** begin Items **

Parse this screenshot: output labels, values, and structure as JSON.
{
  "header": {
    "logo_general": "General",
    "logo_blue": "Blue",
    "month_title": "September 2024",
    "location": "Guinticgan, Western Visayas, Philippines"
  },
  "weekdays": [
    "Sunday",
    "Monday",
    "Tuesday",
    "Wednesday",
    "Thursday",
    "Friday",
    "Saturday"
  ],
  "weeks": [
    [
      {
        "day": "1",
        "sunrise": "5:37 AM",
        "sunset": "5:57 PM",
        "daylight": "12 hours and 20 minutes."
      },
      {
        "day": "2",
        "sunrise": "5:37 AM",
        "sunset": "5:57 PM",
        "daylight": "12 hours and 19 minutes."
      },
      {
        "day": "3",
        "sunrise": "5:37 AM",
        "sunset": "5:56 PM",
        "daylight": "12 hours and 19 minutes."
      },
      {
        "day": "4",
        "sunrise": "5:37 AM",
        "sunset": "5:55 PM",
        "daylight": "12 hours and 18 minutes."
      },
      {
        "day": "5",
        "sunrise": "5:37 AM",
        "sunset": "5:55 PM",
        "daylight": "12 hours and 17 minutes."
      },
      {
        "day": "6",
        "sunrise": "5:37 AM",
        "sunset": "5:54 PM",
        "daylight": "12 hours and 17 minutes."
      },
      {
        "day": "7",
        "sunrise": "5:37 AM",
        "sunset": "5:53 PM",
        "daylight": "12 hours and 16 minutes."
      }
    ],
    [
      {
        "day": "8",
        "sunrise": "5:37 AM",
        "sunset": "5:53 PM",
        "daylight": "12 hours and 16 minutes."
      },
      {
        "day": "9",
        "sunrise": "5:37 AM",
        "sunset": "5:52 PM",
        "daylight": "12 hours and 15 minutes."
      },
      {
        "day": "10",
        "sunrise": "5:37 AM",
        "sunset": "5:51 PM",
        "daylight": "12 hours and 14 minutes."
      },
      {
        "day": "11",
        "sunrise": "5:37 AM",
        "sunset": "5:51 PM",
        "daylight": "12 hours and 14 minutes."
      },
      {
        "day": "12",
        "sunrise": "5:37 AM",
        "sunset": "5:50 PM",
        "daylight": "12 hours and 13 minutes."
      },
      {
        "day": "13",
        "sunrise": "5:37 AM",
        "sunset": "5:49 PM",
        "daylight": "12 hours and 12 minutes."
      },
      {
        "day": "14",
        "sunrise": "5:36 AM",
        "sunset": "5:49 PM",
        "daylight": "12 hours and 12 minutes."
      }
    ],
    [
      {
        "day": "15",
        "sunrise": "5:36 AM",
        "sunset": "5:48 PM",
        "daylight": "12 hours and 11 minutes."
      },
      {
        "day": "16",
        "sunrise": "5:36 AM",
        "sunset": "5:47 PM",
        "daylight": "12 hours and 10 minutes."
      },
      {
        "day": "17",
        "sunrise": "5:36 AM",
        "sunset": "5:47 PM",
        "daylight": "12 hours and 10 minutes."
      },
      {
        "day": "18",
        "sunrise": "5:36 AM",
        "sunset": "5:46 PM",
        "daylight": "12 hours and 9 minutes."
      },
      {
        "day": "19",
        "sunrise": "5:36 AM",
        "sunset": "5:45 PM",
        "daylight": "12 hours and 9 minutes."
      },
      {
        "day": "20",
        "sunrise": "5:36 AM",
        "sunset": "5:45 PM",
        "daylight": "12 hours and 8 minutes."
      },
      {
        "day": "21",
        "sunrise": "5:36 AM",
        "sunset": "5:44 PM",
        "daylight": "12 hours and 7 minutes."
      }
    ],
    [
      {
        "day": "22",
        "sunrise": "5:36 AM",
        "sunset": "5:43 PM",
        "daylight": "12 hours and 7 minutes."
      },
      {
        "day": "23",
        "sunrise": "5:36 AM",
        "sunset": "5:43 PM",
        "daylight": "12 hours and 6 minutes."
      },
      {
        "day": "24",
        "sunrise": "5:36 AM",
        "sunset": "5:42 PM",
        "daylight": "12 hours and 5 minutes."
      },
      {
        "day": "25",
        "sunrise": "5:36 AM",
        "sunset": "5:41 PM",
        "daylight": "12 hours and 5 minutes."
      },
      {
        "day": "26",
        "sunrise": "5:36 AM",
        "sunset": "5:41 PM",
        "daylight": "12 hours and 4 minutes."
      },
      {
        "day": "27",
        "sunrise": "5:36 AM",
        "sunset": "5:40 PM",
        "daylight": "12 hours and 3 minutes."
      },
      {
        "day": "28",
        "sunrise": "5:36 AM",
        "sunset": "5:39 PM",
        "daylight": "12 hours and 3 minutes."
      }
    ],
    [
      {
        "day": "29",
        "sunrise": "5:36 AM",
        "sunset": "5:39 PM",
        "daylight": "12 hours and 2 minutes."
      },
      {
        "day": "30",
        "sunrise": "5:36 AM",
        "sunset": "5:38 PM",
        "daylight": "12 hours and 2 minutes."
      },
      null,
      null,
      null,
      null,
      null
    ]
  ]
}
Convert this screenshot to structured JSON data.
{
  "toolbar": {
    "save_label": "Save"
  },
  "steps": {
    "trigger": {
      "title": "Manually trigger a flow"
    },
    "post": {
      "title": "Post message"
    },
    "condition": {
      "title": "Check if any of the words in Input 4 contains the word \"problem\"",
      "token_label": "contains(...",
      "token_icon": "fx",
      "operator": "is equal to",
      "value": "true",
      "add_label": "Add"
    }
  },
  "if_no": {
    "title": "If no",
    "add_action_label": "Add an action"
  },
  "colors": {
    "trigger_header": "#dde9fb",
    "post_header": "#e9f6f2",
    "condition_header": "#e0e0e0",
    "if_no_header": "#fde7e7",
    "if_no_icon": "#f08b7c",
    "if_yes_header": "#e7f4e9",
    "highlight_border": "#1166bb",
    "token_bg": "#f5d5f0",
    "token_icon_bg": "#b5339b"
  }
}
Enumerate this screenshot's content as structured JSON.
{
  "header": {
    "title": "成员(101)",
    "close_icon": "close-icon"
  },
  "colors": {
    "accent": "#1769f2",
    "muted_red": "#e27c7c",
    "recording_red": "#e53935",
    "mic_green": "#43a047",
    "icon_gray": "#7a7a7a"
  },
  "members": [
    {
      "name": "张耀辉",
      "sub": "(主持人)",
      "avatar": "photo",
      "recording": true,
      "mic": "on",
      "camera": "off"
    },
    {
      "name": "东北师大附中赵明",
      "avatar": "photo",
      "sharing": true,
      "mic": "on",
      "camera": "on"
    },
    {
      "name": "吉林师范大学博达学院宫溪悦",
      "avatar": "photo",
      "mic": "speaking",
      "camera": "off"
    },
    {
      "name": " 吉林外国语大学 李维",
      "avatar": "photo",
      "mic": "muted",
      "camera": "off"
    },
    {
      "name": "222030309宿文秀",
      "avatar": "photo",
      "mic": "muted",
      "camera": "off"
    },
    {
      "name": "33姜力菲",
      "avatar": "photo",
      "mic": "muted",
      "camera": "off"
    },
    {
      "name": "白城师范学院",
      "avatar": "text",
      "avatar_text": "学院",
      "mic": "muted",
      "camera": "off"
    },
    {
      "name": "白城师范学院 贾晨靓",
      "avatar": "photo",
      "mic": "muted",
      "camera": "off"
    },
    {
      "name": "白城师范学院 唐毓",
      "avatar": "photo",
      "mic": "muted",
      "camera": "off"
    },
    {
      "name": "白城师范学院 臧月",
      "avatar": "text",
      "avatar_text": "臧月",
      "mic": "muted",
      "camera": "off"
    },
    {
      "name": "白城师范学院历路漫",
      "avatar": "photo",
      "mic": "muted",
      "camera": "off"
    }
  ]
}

** end Items **

■ Work to complete ■
Produce an exact copy of the whole listing.

■ Answer to this problem ■
Parse this screenshot: output labels, values, and structure as JSON.
{
  "header": {
    "logo_general": "General",
    "logo_blue": "Blue",
    "month_title": "September 2024",
    "location": "Guinticgan, Western Visayas, Philippines"
  },
  "weekdays": [
    "Sunday",
    "Monday",
    "Tuesday",
    "Wednesday",
    "Thursday",
    "Friday",
    "Saturday"
  ],
  "weeks": [
    [
      {
        "day": "1",
        "sunrise": "5:37 AM",
        "sunset": "5:57 PM",
        "daylight": "12 hours and 20 minutes."
      },
      {
        "day": "2",
        "sunrise": "5:37 AM",
        "sunset": "5:57 PM",
        "daylight": "12 hours and 19 minutes."
      },
      {
        "day": "3",
        "sunrise": "5:37 AM",
        "sunset": "5:56 PM",
        "daylight": "12 hours and 19 minutes."
      },
      {
        "day": "4",
        "sunrise": "5:37 AM",
        "sunset": "5:55 PM",
        "daylight": "12 hours and 18 minutes."
      },
      {
        "day": "5",
        "sunrise": "5:37 AM",
        "sunset": "5:55 PM",
        "daylight": "12 hours and 17 minutes."
      },
      {
        "day": "6",
        "sunrise": "5:37 AM",
        "sunset": "5:54 PM",
        "daylight": "12 hours and 17 minutes."
      },
      {
        "day": "7",
        "sunrise": "5:37 AM",
        "sunset": "5:53 PM",
        "daylight": "12 hours and 16 minutes."
      }
    ],
    [
      {
        "day": "8",
        "sunrise": "5:37 AM",
        "sunset": "5:53 PM",
        "daylight": "12 hours and 16 minutes."
      },
      {
        "day": "9",
        "sunrise": "5:37 AM",
        "sunset": "5:52 PM",
        "daylight": "12 hours and 15 minutes."
      },
      {
        "day": "10",
        "sunrise": "5:37 AM",
        "sunset": "5:51 PM",
        "daylight": "12 hours and 14 minutes."
      },
      {
        "day": "11",
        "sunrise": "5:37 AM",
        "sunset": "5:51 PM",
        "daylight": "12 hours and 14 minutes."
      },
      {
        "day": "12",
        "sunrise": "5:37 AM",
        "sunset": "5:50 PM",
        "daylight": "12 hours and 13 minutes."
      },
      {
        "day": "13",
        "sunrise": "5:37 AM",
        "sunset": "5:49 PM",
        "daylight": "12 hours and 12 minutes."
      },
      {
        "day": "14",
        "sunrise": "5:36 AM",
        "sunset": "5:49 PM",
        "daylight": "12 hours and 12 minutes."
      }
    ],
    [
      {
        "day": "15",
        "sunrise": "5:36 AM",
        "sunset": "5:48 PM",
        "daylight": "12 hours and 11 minutes."
      },
      {
        "day": "16",
        "sunrise": "5:36 AM",
        "sunset": "5:47 PM",
        "daylight": "12 hours and 10 minutes."
      },
      {
        "day": "17",
        "sunrise": "5:36 AM",
        "sunset": "5:47 PM",
        "daylight": "12 hours and 10 minutes."
      },
      {
        "day": "18",
        "sunrise": "5:36 AM",
        "sunset": "5:46 PM",
        "daylight": "12 hours and 9 minutes."
      },
      {
        "day": "19",
        "sunrise": "5:36 AM",
        "sunset": "5:45 PM",
        "daylight": "12 hours and 9 minutes."
      },
      {
        "day": "20",
        "sunrise": "5:36 AM",
        "sunset": "5:45 PM",
        "daylight": "12 hours and 8 minutes."
      },
      {
        "day": "21",
        "sunrise": "5:36 AM",
        "sunset": "5:44 PM",
        "daylight": "12 hours and 7 minutes."
      }
    ],
    [
      {
        "day": "22",
        "sunrise": "5:36 AM",
        "sunset": "5:43 PM",
        "daylight": "12 hours and 7 minutes."
      },
      {
        "day": "23",
        "sunrise": "5:36 AM",
        "sunset": "5:43 PM",
        "daylight": "12 hours and 6 minutes."
      },
      {
        "day": "24",
        "sunrise": "5:36 AM",
        "sunset": "5:42 PM",
        "daylight": "12 hours and 5 minutes."
      },
      {
        "day": "25",
        "sunrise": "5:36 AM",
        "sunset": "5:41 PM",
        "daylight": "12 hours and 5 minutes."
      },
      {
        "day": "26",
        "sunrise": "5:36 AM",
        "sunset": "5:41 PM",
        "daylight": "12 hours and 4 minutes."
      },
      {
        "day": "27",
        "sunrise": "5:36 AM",
        "sunset": "5:40 PM",
        "daylight": "12 hours and 3 minutes."
      },
      {
        "day": "28",
        "sunrise": "5:36 AM",
        "sunset": "5:39 PM",
        "daylight": "12 hours and 3 minutes."
      }
    ],
    [
      {
        "day": "29",
        "sunrise": "5:36 AM",
        "sunset": "5:39 PM",
        "daylight": "12 hours and 2 minutes."
      },
      {
        "day": "30",
        "sunrise": "5:36 AM",
        "sunset": "5:38 PM",
        "daylight": "12 hours and 2 minutes."
      },
      null,
      null,
      null,
      null,
      null
    ]
  ]
}
Convert this screenshot to structured JSON data.
{
  "toolbar": {
    "save_label": "Save"
  },
  "steps": {
    "trigger": {
      "title": "Manually trigger a flow"
    },
    "post": {
      "title": "Post message"
    },
    "condition": {
      "title": "Check if any of the words in Input 4 contains the word \"problem\"",
      "token_label": "contains(...",
      "token_icon": "fx",
      "operator": "is equal to",
      "value": "true",
      "add_label": "Add"
    }
  },
  "if_no": {
    "title": "If no",
    "add_action_label": "Add an action"
  },
  "colors": {
    "trigger_header": "#dde9fb",
    "post_header": "#e9f6f2",
    "condition_header": "#e0e0e0",
    "if_no_header": "#fde7e7",
    "if_no_icon": "#f08b7c",
    "if_yes_header": "#e7f4e9",
    "highlight_border": "#1166bb",
    "token_bg": "#f5d5f0",
    "token_icon_bg": "#b5339b"
  }
}
Enumerate this screenshot's content as structured JSON.
{
  "header": {
    "title": "成员(101)",
    "close_icon": "close-icon"
  },
  "colors": {
    "accent": "#1769f2",
    "muted_red": "#e27c7c",
    "recording_red": "#e53935",
    "mic_green": "#43a047",
    "icon_gray": "#7a7a7a"
  },
  "members": [
    {
      "name": "张耀辉",
      "sub": "(主持人)",
      "avatar": "photo",
      "recording": true,
      "mic": "on",
      "camera": "off"
    },
    {
      "name": "东北师大附中赵明",
      "avatar": "photo",
      "sharing": true,
      "mic": "on",
      "camera": "on"
    },
    {
      "name": "吉林师范大学博达学院宫溪悦",
      "avatar": "photo",
      "mic": "speaking",
      "camera": "off"
    },
    {
      "name": " 吉林外国语大学 李维",
      "avatar": "photo",
      "mic": "muted",
      "camera": "off"
    },
    {
      "name": "222030309宿文秀",
      "avatar": "photo",
      "mic": "muted",
      "camera": "off"
    },
    {
      "name": "33姜力菲",
      "avatar": "photo",
      "mic": "muted",
      "camera": "off"
    },
    {
      "name": "白城师范学院",
      "avatar": "text",
      "avatar_text": "学院",
      "mic": "muted",
      "camera": "off"
    },
    {
      "name": "白城师范学院 贾晨靓",
      "avatar": "photo",
      "mic": "muted",
      "camera": "off"
    },
    {
      "name": "白城师范学院 唐毓",
      "avatar": "photo",
      "mic": "muted",
      "camera": "off"
    },
    {
      "name": "白城师范学院 臧月",
      "avatar": "text",
      "avatar_text": "臧月",
      "mic": "muted",
      "camera": "off"
    },
    {
      "name": "白城师范学院历路漫",
      "avatar": "photo",
      "mic": "muted",
      "camera": "off"
    }
  ]
}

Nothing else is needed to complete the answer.